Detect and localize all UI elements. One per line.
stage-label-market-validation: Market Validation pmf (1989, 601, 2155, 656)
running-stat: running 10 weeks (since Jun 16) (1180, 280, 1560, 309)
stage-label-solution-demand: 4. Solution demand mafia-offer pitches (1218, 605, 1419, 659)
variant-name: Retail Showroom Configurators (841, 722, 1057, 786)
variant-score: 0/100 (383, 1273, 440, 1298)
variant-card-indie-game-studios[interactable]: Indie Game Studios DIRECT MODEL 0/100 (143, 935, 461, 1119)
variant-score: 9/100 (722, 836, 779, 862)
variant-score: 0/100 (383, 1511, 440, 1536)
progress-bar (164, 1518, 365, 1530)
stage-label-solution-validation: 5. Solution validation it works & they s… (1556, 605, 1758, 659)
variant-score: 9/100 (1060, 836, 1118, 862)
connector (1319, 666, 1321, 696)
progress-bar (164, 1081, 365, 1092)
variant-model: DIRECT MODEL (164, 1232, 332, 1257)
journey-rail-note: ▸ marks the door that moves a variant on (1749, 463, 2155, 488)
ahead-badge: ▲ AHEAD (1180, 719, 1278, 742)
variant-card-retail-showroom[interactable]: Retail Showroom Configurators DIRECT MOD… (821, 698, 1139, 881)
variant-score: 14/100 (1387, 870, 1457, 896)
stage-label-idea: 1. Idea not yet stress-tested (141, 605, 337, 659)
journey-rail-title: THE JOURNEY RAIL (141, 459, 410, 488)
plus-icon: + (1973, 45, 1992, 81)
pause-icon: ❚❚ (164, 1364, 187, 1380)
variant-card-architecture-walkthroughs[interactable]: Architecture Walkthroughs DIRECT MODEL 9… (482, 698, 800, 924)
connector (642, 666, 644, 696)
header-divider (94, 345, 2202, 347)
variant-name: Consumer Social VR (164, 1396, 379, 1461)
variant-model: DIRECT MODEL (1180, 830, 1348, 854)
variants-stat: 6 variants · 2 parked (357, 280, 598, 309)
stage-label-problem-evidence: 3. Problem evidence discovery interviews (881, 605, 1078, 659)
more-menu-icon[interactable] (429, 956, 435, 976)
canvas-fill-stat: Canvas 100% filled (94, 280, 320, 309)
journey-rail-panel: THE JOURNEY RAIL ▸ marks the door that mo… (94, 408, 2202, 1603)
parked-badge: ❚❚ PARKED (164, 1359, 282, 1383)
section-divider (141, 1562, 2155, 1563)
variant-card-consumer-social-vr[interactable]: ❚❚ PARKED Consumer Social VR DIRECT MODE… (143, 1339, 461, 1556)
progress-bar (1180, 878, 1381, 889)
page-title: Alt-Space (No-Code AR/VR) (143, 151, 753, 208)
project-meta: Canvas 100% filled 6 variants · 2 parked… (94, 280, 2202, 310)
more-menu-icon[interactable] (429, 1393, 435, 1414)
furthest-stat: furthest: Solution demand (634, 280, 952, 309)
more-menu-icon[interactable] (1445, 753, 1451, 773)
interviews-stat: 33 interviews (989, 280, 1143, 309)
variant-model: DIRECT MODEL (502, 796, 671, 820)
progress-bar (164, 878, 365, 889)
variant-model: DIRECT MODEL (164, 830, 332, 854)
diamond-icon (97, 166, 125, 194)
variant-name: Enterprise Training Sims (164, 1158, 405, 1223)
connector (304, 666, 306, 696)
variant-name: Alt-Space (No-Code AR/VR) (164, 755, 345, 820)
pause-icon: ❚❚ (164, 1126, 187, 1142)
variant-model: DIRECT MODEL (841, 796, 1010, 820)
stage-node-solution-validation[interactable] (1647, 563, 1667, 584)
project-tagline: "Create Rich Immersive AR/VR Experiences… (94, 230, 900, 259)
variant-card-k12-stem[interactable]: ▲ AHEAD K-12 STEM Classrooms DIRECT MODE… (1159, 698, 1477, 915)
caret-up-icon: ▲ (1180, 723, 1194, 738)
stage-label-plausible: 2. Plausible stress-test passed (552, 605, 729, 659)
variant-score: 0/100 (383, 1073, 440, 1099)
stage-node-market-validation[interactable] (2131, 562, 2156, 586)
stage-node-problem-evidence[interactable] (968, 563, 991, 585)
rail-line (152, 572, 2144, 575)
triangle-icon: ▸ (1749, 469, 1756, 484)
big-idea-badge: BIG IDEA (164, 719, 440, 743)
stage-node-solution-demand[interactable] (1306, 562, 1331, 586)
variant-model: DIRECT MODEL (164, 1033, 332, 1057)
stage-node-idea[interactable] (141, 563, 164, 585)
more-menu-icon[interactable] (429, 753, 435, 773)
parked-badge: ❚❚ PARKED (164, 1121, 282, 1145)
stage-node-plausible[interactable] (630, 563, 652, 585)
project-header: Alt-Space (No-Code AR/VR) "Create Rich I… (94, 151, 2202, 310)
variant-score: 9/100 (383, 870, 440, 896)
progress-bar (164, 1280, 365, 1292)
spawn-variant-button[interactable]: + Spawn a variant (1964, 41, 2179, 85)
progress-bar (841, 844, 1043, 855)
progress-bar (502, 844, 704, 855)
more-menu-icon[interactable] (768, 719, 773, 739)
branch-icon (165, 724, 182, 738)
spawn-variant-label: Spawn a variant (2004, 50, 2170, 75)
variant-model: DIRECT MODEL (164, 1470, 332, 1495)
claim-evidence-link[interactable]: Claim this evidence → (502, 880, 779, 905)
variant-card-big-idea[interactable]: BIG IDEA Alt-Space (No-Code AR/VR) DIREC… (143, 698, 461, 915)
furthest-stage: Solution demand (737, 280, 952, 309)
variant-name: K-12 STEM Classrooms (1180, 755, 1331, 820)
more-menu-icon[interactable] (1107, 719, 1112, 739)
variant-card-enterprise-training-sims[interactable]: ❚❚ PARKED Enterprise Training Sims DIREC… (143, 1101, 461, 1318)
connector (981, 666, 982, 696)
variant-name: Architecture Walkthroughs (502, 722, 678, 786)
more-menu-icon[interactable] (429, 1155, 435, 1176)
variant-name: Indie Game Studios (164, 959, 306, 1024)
+---+
Exercise requirements. Count the lines in the listing above that contain the string "marks". Reply with the number alone.

Answer to this task. 2